> Written task:
Count every line of the listing where the string "Care" occurs, and reply with the count alone.
━━━━━━
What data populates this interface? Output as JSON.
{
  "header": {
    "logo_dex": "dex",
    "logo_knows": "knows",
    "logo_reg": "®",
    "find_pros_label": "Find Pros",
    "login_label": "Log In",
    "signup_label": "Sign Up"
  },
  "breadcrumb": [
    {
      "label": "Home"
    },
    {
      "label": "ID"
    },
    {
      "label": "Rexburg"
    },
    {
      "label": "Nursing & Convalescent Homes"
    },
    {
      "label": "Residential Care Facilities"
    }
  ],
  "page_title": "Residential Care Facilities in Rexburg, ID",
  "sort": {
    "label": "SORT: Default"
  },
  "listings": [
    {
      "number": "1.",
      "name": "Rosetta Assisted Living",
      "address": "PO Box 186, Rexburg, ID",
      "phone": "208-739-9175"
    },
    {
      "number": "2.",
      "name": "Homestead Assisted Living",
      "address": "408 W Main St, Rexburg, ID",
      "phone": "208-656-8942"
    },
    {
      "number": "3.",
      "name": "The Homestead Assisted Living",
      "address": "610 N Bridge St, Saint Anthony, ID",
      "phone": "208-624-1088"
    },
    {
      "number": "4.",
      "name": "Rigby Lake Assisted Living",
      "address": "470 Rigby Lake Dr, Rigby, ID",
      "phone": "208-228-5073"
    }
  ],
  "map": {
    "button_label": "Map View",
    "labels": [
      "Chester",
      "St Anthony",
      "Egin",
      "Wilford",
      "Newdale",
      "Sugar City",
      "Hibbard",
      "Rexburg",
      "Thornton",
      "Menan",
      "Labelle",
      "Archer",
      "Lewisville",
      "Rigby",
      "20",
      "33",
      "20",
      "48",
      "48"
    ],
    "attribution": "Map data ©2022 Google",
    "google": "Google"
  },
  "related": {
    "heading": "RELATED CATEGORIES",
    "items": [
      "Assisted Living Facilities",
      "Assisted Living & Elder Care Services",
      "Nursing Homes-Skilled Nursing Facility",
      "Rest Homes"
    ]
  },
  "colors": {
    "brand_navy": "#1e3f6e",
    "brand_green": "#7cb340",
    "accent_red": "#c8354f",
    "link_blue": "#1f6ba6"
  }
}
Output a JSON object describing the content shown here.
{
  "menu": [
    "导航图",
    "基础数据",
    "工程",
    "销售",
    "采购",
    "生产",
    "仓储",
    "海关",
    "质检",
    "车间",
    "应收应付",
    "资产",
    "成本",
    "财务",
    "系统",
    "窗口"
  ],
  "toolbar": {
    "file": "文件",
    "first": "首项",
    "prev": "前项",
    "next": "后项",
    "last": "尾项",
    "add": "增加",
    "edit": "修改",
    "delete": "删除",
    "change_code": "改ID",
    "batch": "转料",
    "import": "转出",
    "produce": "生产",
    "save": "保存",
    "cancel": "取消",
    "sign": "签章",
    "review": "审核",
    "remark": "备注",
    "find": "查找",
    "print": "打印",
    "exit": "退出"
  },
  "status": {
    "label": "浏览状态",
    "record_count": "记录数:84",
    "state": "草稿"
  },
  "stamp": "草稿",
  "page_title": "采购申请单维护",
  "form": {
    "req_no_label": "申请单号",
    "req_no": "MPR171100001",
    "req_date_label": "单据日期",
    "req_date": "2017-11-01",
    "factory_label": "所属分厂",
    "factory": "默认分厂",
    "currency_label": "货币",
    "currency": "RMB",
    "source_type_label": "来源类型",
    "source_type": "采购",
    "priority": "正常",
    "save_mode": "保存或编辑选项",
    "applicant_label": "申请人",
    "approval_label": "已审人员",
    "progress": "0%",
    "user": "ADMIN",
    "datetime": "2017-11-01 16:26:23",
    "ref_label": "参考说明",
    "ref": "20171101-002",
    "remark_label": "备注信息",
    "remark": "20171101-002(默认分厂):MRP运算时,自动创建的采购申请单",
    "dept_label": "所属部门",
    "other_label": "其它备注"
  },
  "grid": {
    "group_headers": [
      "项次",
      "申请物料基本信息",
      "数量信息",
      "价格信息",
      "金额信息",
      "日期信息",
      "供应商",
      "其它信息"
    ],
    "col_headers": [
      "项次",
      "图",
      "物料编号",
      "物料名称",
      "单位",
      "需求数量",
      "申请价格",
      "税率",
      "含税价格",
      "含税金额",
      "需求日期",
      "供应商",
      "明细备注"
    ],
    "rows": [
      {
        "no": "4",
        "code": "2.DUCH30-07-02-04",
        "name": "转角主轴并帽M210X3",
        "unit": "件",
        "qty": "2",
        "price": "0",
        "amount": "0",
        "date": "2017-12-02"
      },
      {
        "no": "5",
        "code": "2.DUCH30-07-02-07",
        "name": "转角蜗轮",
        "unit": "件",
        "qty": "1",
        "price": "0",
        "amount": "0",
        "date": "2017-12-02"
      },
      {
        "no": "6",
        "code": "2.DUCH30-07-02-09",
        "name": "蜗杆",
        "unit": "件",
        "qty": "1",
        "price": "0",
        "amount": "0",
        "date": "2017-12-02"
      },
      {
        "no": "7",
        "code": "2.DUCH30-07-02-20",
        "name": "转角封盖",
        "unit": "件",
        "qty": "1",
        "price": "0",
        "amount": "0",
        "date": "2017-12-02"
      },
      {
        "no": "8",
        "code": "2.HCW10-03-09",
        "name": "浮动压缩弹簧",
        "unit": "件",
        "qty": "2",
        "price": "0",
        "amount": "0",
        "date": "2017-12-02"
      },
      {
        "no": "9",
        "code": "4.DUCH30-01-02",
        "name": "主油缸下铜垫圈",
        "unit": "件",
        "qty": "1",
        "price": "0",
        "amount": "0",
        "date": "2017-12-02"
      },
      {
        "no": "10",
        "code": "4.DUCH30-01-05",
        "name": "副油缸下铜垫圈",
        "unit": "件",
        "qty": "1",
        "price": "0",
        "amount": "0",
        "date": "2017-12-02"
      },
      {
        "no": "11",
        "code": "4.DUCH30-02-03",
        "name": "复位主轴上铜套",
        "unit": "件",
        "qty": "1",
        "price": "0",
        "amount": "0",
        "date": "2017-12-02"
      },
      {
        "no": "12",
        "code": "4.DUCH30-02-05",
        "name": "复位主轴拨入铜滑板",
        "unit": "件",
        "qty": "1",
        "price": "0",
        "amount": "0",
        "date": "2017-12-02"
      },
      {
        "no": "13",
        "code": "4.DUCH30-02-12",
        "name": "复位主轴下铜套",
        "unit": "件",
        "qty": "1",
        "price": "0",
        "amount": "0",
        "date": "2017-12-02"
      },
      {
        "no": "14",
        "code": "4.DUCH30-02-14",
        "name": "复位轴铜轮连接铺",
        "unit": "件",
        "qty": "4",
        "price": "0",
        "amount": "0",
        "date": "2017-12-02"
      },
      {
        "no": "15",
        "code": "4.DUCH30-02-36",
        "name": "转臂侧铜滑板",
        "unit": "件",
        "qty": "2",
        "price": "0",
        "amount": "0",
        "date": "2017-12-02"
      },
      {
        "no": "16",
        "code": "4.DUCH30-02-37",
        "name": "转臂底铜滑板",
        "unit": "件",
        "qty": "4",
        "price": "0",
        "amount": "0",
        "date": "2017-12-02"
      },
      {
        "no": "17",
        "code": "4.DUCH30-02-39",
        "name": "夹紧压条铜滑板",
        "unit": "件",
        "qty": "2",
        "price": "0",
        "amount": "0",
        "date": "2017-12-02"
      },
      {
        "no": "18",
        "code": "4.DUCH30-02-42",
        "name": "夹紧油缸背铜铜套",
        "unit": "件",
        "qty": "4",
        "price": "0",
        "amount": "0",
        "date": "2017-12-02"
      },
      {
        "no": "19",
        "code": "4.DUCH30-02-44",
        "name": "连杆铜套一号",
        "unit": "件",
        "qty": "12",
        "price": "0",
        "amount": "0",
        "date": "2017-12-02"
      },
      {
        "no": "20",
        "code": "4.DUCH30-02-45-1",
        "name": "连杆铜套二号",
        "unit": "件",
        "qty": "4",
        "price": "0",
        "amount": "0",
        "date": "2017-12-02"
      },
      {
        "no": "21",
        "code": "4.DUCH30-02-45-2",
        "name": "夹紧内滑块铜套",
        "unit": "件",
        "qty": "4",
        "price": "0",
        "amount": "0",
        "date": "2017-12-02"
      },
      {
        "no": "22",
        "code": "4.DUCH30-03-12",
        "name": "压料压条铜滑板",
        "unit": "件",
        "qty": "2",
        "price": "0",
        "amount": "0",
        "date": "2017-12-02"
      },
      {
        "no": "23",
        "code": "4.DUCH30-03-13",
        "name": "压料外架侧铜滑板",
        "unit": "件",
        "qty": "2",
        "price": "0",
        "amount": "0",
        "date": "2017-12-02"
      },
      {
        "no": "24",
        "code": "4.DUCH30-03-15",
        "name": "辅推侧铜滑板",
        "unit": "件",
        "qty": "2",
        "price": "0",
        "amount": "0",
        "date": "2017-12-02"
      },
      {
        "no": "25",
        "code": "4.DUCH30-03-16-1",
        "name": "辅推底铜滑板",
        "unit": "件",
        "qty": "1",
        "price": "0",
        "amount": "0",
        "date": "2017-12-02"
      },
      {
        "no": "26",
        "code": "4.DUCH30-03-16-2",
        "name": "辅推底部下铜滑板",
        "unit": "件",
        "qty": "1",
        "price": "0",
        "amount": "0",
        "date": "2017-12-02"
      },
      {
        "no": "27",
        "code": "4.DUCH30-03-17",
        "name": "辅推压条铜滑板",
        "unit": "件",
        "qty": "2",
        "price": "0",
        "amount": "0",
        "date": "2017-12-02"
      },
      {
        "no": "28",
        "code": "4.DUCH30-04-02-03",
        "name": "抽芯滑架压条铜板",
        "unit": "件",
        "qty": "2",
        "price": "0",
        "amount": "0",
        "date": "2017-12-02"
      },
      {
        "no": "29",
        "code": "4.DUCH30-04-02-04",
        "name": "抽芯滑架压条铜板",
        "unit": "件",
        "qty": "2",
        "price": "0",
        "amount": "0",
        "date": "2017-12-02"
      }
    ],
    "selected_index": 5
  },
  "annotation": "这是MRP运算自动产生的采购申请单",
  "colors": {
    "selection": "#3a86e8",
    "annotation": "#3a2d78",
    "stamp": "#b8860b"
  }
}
━━━━━━
> Answer to this task:
3